PROBLEM TO WORK ON → Pull out every line below that holds the word "could".

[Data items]

★ ★ ★ ★

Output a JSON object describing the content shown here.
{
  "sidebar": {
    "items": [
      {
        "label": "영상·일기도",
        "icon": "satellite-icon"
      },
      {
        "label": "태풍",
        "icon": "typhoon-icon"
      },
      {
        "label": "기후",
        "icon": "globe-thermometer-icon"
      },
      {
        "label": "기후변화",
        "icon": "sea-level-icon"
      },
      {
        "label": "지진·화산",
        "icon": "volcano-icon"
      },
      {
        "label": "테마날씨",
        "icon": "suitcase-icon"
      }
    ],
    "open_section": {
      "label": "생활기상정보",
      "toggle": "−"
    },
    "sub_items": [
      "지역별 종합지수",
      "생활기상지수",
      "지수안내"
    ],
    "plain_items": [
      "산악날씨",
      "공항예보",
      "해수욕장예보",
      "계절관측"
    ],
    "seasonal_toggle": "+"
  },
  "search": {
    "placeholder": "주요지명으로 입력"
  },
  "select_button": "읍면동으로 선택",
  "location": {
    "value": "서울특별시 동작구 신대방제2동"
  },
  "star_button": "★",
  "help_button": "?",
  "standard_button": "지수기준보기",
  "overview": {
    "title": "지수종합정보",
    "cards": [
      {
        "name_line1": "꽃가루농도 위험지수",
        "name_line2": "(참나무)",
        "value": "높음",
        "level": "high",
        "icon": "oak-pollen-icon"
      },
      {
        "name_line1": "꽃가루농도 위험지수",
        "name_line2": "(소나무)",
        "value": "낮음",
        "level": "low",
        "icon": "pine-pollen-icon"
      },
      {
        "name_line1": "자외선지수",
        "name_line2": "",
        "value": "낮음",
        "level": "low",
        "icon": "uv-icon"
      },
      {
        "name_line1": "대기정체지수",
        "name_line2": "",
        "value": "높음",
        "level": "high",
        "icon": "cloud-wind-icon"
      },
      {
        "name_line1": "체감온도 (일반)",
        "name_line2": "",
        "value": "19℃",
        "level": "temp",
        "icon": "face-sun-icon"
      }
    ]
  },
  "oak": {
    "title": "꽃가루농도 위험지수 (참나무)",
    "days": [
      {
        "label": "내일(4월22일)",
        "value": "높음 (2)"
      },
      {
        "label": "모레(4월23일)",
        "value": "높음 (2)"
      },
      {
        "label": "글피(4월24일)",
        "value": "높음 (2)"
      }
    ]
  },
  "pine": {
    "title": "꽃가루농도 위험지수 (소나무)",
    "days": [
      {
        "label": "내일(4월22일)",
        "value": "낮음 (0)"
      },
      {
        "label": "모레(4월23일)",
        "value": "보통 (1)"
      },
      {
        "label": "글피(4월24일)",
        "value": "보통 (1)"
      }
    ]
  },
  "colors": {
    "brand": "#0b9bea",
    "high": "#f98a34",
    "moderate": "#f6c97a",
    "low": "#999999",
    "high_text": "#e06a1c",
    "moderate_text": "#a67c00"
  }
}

★ ★ ★ ★

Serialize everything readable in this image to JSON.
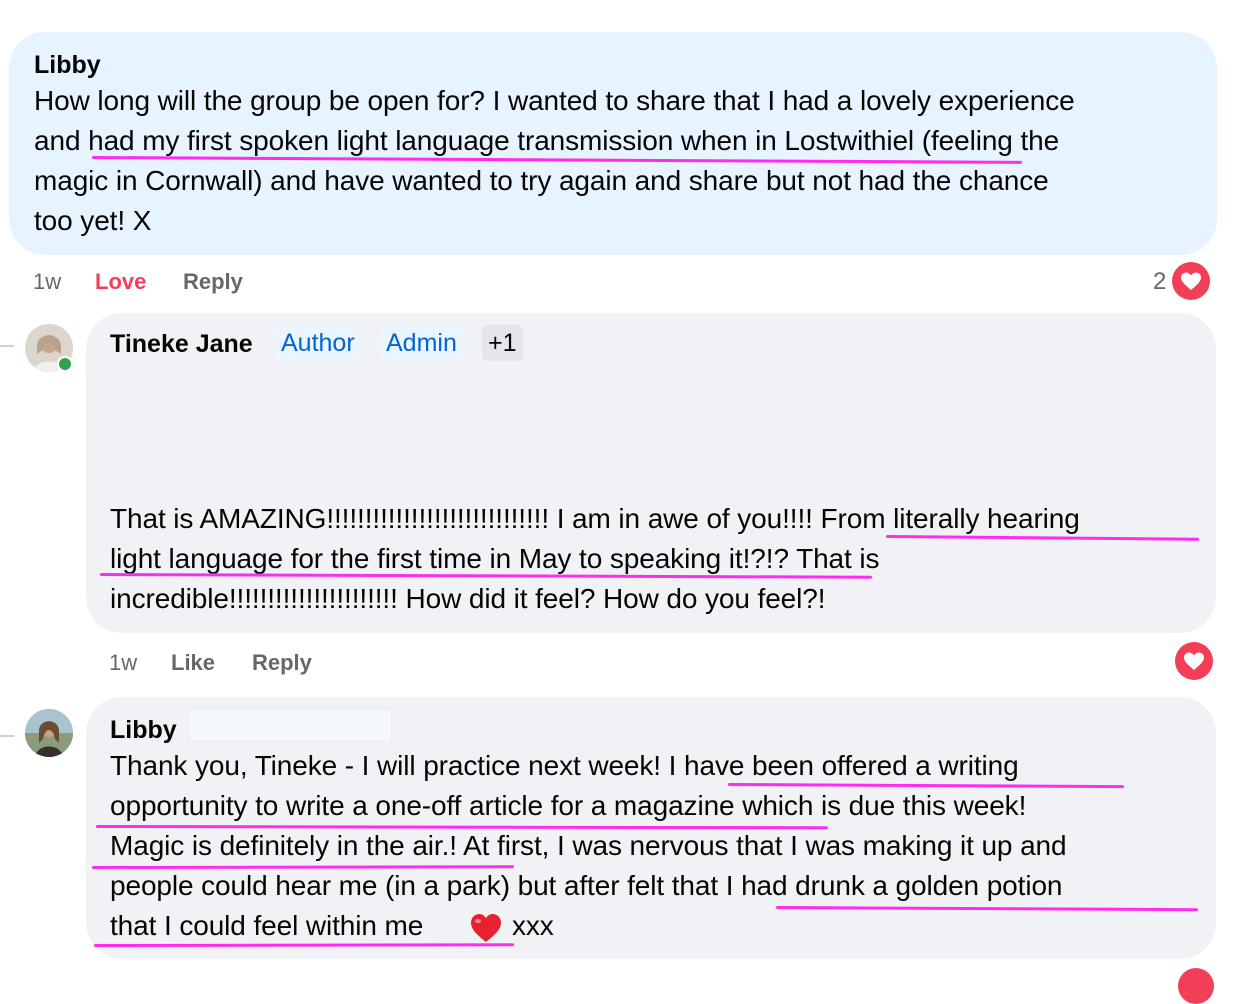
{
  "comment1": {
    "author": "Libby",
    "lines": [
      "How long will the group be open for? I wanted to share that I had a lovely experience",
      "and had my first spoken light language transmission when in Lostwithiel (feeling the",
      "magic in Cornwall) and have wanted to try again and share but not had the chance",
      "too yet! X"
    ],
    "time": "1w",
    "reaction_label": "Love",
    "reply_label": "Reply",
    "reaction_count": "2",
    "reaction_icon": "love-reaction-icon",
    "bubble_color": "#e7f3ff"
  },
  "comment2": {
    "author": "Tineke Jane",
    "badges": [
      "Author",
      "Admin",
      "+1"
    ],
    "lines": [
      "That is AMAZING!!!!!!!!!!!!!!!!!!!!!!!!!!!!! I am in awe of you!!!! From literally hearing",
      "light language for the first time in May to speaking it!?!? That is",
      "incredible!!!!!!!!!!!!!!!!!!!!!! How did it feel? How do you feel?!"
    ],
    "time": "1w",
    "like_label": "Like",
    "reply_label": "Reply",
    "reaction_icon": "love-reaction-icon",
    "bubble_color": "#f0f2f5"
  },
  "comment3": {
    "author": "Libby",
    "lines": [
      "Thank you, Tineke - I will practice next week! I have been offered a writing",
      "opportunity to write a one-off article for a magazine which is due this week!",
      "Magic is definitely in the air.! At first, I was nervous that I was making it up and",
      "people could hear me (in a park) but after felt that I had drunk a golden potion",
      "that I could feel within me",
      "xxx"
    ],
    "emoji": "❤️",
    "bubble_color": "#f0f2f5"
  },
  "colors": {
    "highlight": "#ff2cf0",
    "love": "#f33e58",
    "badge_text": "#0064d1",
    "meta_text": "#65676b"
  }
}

★ ★ ★ ★

RESULT OF THIS EXERCISE →
      "people could hear me (in a park) but after felt that I had drunk a golden potion",
      "that I could feel within me",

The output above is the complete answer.